Extrait de page:

Qu'est-ce qu'une nation ?


Je me propose d'analyser avec vous une idée, claire en apparence, mais qui prête aux plus dangereux malentendus. Les formes de la société humaine sont des plus variées. Les grandes agglomérations d'hommes à la façon de la Chine, de l'Égypte, de la plus ancienne Babylonie ; - la tribu à la façon des Hébreux, des Arabes ; - la cité à la façon d'Athènes et de Sparte ; - les réunions de pays divers à la manière de l'Empire carlovingien ; - les communautés sans patrie, maintenues par le lien religieux, comme sont celles des israélites, des parsis ; - les nations comme la France, l'Angleterre et la plupart des modernes autonomies européennes ; - les confédérations à la façon de la Suisse, de l'Amérique ; - des parentés comme celles que la race, ou plutôt la langue, établit entre les différentes branches de Germains, les différentes branches de Slaves ; - voilà des modes de groupements qui tous existent, ou bien ont existé, et qu'on ne saurait confondre les uns avec les autres sans les plus sérieux inconvénients.

À l'époque de la Révolution française, on croyait que les institutions de petites villes indépendantes, telles que Sparte et Rome, pouvaient s'appliquer à nos grandes nations de trente à quarante millions d'âmes. De nos jours, on commet une erreur plus grave : on confond la race avec la nation, et l'on attribue à des groupes ethnographiques ou plutôt linguistiques une souveraineté analogue à celle des peuples réellement existants. Tâchons d'arriver à quelque précision en ces questions difficiles, où la moindre confusion sur le sens des mots, à l'origine du raisonnement, peut produire à la fin les plus funestes erreurs. Ce que nous allons faire est délicat ; c'est presque de la vivisection ; nous allons traîter les vivants comme d'ordinaire on traite les morts. Nous y mettrons la froideur, l'impartialité la plus absolue.

Énoncé rédigé 1: Modifiez le passage de l'extrait sur la nation qui commence par les mots contenant "À l'époque de" et se termine par "la plus absolue.", en y remplaçant "vivisection" par "dissection".

Entrées fournies:
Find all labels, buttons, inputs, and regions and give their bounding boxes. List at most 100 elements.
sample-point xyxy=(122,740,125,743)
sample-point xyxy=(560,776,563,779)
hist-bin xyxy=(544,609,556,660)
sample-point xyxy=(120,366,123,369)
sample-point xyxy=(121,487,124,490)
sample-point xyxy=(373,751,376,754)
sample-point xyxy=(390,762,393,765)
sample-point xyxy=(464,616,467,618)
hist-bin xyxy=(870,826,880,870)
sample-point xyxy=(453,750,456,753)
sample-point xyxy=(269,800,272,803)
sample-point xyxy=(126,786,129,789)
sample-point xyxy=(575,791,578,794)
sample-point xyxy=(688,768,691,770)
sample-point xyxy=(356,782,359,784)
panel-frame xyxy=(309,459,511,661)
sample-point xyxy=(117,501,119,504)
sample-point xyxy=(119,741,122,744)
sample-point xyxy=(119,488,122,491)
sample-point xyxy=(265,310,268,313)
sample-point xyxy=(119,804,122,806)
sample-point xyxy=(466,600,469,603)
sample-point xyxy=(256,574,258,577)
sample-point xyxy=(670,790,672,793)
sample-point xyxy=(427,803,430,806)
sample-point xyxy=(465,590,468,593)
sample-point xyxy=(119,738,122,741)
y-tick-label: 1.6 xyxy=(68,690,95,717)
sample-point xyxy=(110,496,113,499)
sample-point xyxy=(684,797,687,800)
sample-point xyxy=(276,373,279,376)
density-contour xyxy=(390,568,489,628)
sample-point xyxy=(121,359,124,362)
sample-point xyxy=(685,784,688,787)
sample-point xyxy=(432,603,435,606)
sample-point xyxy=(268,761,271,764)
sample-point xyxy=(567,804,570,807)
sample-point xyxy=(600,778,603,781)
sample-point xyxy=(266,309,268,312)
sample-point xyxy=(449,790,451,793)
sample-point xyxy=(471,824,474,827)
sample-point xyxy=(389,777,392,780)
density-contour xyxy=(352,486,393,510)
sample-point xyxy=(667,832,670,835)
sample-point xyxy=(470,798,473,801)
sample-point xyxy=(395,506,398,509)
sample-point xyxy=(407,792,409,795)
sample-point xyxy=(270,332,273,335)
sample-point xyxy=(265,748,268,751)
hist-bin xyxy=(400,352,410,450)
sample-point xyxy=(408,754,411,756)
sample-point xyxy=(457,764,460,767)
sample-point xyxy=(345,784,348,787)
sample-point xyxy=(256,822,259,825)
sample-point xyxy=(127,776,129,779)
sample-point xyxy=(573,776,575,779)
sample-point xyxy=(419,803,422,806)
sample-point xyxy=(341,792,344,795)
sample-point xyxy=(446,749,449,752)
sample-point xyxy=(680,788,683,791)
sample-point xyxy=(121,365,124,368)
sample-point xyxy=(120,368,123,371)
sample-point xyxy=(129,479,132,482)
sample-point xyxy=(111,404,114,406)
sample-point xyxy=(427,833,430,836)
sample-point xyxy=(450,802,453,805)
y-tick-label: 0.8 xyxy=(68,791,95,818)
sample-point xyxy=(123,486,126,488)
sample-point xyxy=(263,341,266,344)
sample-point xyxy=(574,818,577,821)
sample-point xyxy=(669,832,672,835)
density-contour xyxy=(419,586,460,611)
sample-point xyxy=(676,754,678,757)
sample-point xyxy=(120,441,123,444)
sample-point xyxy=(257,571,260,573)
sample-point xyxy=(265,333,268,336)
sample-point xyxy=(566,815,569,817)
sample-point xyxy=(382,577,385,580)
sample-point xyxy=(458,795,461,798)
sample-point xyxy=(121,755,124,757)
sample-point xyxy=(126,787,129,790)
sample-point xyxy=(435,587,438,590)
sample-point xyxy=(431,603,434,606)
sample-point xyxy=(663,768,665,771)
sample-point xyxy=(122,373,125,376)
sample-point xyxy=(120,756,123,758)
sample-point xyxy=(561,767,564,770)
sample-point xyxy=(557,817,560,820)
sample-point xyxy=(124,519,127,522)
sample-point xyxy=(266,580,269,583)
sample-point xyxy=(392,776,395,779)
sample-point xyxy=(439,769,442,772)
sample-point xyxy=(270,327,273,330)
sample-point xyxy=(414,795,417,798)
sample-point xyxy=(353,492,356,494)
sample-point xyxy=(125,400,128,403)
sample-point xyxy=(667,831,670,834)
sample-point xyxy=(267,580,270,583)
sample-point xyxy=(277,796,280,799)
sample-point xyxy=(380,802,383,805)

Énoncé rédigé 2: Recopiez à l'identique la liste depuis sa première ligne jusqu'à celle qui contient "sample-point xyxy=(120,366,123,369)", ces deux lignes comprises.

Réponse complète 1:
À l'époque de la Révolution française, on croyait que les institutions de petites villes indépendantes, telles que Sparte et Rome, pouvaient s'appliquer à nos grandes nations de trente à quarante millions d'âmes. De nos jours, on commet une erreur plus grave : on confond la race avec la nation, et l'on attribue à des groupes ethnographiques ou plutôt linguistiques une souveraineté analogue à celle des peuples réellement existants. Tâchons d'arriver à quelque précision en ces questions difficiles, où la moindre confusion sur le sens des mots, à l'origine du raisonnement, peut produire à la fin les plus funestes erreurs. Ce que nous allons faire est délicat ; c'est presque de la dissection ; nous allons traîter les vivants comme d'ordinaire on traite les morts. Nous y mettrons la froideur, l'impartialité la plus absolue.

Réponse complète 2:
Find all labels, buttons, inputs, and regions and give their bounding boxes. List at most 100 elements.
sample-point xyxy=(122,740,125,743)
sample-point xyxy=(560,776,563,779)
hist-bin xyxy=(544,609,556,660)
sample-point xyxy=(120,366,123,369)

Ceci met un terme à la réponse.